— START OF RECORDED INFORMATION —

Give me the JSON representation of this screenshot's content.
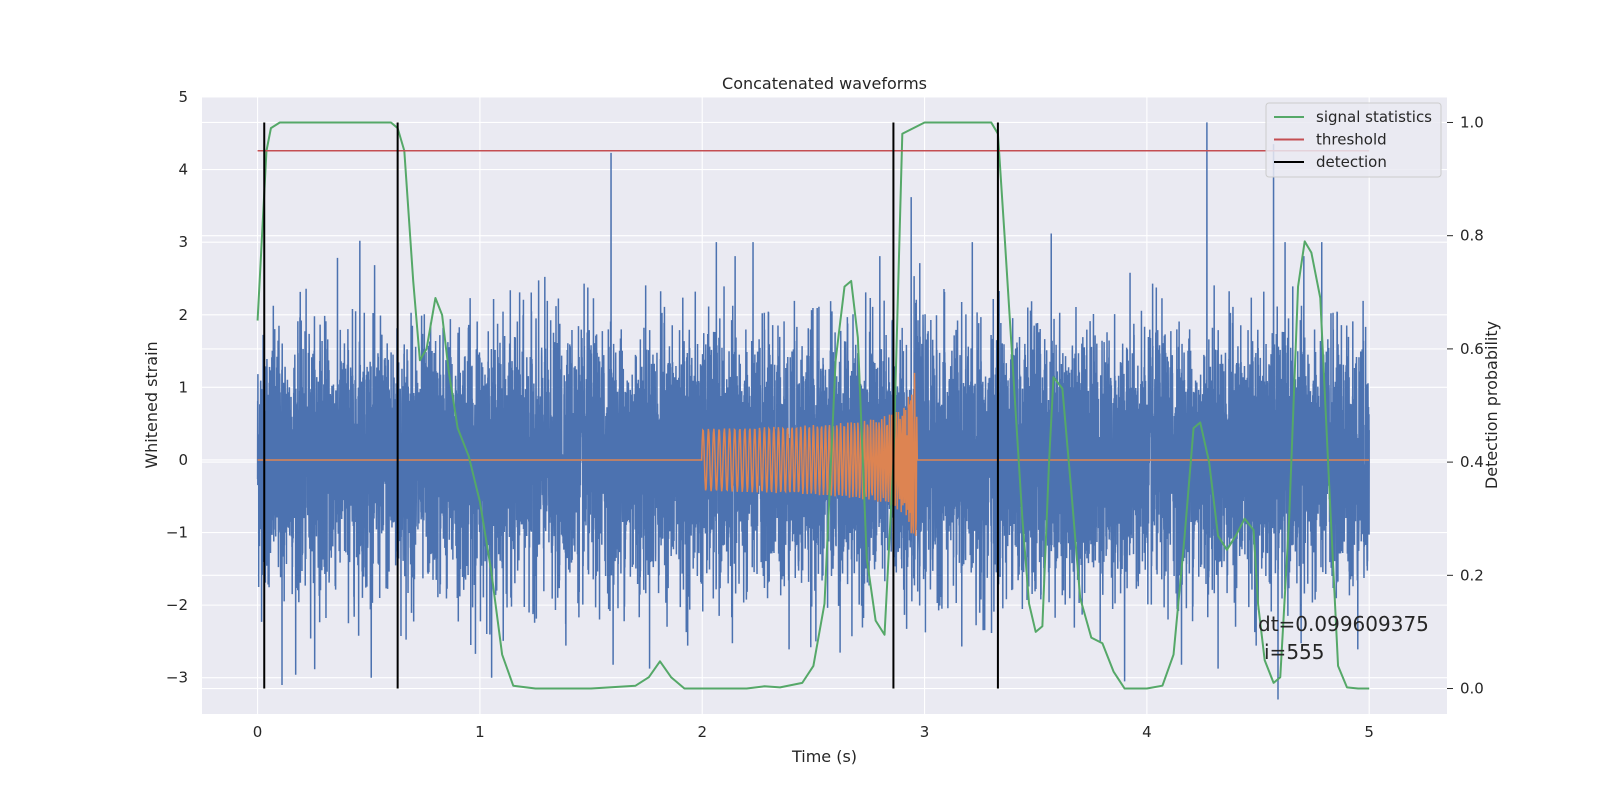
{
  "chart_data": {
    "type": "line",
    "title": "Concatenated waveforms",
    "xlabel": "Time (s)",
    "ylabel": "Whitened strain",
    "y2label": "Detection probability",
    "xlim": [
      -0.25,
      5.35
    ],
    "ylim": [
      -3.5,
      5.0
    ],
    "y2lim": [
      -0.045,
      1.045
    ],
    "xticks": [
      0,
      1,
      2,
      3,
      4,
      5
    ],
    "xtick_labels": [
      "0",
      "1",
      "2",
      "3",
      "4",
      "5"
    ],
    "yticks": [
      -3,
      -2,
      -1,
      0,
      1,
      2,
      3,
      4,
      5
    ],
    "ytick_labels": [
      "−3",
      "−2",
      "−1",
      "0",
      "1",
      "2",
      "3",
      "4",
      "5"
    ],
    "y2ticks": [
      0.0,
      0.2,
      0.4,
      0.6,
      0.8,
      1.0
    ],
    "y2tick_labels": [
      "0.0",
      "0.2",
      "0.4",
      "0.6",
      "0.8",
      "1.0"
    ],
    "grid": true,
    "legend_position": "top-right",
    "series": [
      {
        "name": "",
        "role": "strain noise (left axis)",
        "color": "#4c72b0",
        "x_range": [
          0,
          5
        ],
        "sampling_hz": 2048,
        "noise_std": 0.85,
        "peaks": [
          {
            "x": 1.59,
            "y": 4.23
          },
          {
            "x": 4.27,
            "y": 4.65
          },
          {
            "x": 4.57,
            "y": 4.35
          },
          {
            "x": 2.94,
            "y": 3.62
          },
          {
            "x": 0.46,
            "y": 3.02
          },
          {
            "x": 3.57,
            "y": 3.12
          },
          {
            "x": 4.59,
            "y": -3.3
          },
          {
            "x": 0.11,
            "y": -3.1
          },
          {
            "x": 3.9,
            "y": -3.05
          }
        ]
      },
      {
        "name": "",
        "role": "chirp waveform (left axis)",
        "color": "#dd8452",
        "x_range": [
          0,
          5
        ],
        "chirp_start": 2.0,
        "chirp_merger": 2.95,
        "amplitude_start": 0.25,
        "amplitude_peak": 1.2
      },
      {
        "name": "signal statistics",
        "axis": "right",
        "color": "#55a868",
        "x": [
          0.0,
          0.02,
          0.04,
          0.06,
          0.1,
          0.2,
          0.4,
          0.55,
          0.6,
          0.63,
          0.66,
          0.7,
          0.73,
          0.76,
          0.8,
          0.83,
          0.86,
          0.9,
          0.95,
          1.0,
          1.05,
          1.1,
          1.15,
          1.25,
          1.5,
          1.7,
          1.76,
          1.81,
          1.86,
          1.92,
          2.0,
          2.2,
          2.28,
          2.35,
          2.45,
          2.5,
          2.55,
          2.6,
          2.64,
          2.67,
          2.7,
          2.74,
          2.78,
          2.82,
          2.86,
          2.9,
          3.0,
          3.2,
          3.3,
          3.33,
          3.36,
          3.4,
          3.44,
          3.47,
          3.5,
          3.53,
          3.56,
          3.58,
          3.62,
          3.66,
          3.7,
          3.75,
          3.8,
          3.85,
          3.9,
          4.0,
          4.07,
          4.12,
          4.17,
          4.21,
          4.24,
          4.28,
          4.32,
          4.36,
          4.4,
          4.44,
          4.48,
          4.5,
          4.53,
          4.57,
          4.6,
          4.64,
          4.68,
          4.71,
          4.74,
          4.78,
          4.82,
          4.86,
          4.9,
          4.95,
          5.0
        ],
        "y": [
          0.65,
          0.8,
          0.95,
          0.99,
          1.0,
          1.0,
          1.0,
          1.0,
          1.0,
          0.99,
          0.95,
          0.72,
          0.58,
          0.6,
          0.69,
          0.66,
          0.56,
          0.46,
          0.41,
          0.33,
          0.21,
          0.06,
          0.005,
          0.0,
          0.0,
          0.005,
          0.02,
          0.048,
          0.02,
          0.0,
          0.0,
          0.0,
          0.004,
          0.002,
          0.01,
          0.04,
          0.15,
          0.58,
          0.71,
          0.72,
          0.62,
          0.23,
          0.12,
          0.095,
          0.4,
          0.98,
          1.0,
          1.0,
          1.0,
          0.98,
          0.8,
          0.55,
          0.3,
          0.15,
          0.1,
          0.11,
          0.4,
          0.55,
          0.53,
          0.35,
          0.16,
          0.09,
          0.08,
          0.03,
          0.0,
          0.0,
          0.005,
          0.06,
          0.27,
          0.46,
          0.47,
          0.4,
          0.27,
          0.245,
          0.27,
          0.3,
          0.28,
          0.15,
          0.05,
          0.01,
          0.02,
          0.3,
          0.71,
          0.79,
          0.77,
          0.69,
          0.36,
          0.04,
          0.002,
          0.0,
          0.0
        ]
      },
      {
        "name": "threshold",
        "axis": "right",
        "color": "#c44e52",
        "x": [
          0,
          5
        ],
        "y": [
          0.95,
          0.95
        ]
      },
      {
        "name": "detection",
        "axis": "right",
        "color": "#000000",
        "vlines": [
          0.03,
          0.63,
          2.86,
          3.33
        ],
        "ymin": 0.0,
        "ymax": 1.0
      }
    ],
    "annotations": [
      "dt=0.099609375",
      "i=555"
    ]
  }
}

— END OF RECORDED INFORMATION —

> WHAT YOU WILL DO
Produce an exact copy of each line of data, skipping embedded images.

> FINISHED ANSWER
Give me the JSON representation of this screenshot's content.
{
  "chart_data": {
    "type": "line",
    "title": "Concatenated waveforms",
    "xlabel": "Time (s)",
    "ylabel": "Whitened strain",
    "y2label": "Detection probability",
    "xlim": [
      -0.25,
      5.35
    ],
    "ylim": [
      -3.5,
      5.0
    ],
    "y2lim": [
      -0.045,
      1.045
    ],
    "xticks": [
      0,
      1,
      2,
      3,
      4,
      5
    ],
    "xtick_labels": [
      "0",
      "1",
      "2",
      "3",
      "4",
      "5"
    ],
    "yticks": [
      -3,
      -2,
      -1,
      0,
      1,
      2,
      3,
      4,
      5
    ],
    "ytick_labels": [
      "−3",
      "−2",
      "−1",
      "0",
      "1",
      "2",
      "3",
      "4",
      "5"
    ],
    "y2ticks": [
      0.0,
      0.2,
      0.4,
      0.6,
      0.8,
      1.0
    ],
    "y2tick_labels": [
      "0.0",
      "0.2",
      "0.4",
      "0.6",
      "0.8",
      "1.0"
    ],
    "grid": true,
    "legend_position": "top-right",
    "series": [
      {
        "name": "",
        "role": "strain noise (left axis)",
        "color": "#4c72b0",
        "x_range": [
          0,
          5
        ],
        "sampling_hz": 2048,
        "noise_std": 0.85,
        "peaks": [
          {
            "x": 1.59,
            "y": 4.23
          },
          {
            "x": 4.27,
            "y": 4.65
          },
          {
            "x": 4.57,
            "y": 4.35
          },
          {
            "x": 2.94,
            "y": 3.62
          },
          {
            "x": 0.46,
            "y": 3.02
          },
          {
            "x": 3.57,
            "y": 3.12
          },
          {
            "x": 4.59,
            "y": -3.3
          },
          {
            "x": 0.11,
            "y": -3.1
          },
          {
            "x": 3.9,
            "y": -3.05
          }
        ]
      },
      {
        "name": "",
        "role": "chirp waveform (left axis)",
        "color": "#dd8452",
        "x_range": [
          0,
          5
        ],
        "chirp_start": 2.0,
        "chirp_merger": 2.95,
        "amplitude_start": 0.25,
        "amplitude_peak": 1.2
      },
      {
        "name": "signal statistics",
        "axis": "right",
        "color": "#55a868",
        "x": [
          0.0,
          0.02,
          0.04,
          0.06,
          0.1,
          0.2,
          0.4,
          0.55,
          0.6,
          0.63,
          0.66,
          0.7,
          0.73,
          0.76,
          0.8,
          0.83,
          0.86,
          0.9,
          0.95,
          1.0,
          1.05,
          1.1,
          1.15,
          1.25,
          1.5,
          1.7,
          1.76,
          1.81,
          1.86,
          1.92,
          2.0,
          2.2,
          2.28,
          2.35,
          2.45,
          2.5,
          2.55,
          2.6,
          2.64,
          2.67,
          2.7,
          2.74,
          2.78,
          2.82,
          2.86,
          2.9,
          3.0,
          3.2,
          3.3,
          3.33,
          3.36,
          3.4,
          3.44,
          3.47,
          3.5,
          3.53,
          3.56,
          3.58,
          3.62,
          3.66,
          3.7,
          3.75,
          3.8,
          3.85,
          3.9,
          4.0,
          4.07,
          4.12,
          4.17,
          4.21,
          4.24,
          4.28,
          4.32,
          4.36,
          4.4,
          4.44,
          4.48,
          4.5,
          4.53,
          4.57,
          4.6,
          4.64,
          4.68,
          4.71,
          4.74,
          4.78,
          4.82,
          4.86,
          4.9,
          4.95,
          5.0
        ],
        "y": [
          0.65,
          0.8,
          0.95,
          0.99,
          1.0,
          1.0,
          1.0,
          1.0,
          1.0,
          0.99,
          0.95,
          0.72,
          0.58,
          0.6,
          0.69,
          0.66,
          0.56,
          0.46,
          0.41,
          0.33,
          0.21,
          0.06,
          0.005,
          0.0,
          0.0,
          0.005,
          0.02,
          0.048,
          0.02,
          0.0,
          0.0,
          0.0,
          0.004,
          0.002,
          0.01,
          0.04,
          0.15,
          0.58,
          0.71,
          0.72,
          0.62,
          0.23,
          0.12,
          0.095,
          0.4,
          0.98,
          1.0,
          1.0,
          1.0,
          0.98,
          0.8,
          0.55,
          0.3,
          0.15,
          0.1,
          0.11,
          0.4,
          0.55,
          0.53,
          0.35,
          0.16,
          0.09,
          0.08,
          0.03,
          0.0,
          0.0,
          0.005,
          0.06,
          0.27,
          0.46,
          0.47,
          0.4,
          0.27,
          0.245,
          0.27,
          0.3,
          0.28,
          0.15,
          0.05,
          0.01,
          0.02,
          0.3,
          0.71,
          0.79,
          0.77,
          0.69,
          0.36,
          0.04,
          0.002,
          0.0,
          0.0
        ]
      },
      {
        "name": "threshold",
        "axis": "right",
        "color": "#c44e52",
        "x": [
          0,
          5
        ],
        "y": [
          0.95,
          0.95
        ]
      },
      {
        "name": "detection",
        "axis": "right",
        "color": "#000000",
        "vlines": [
          0.03,
          0.63,
          2.86,
          3.33
        ],
        "ymin": 0.0,
        "ymax": 1.0
      }
    ],
    "annotations": [
      "dt=0.099609375",
      "i=555"
    ]
  }
}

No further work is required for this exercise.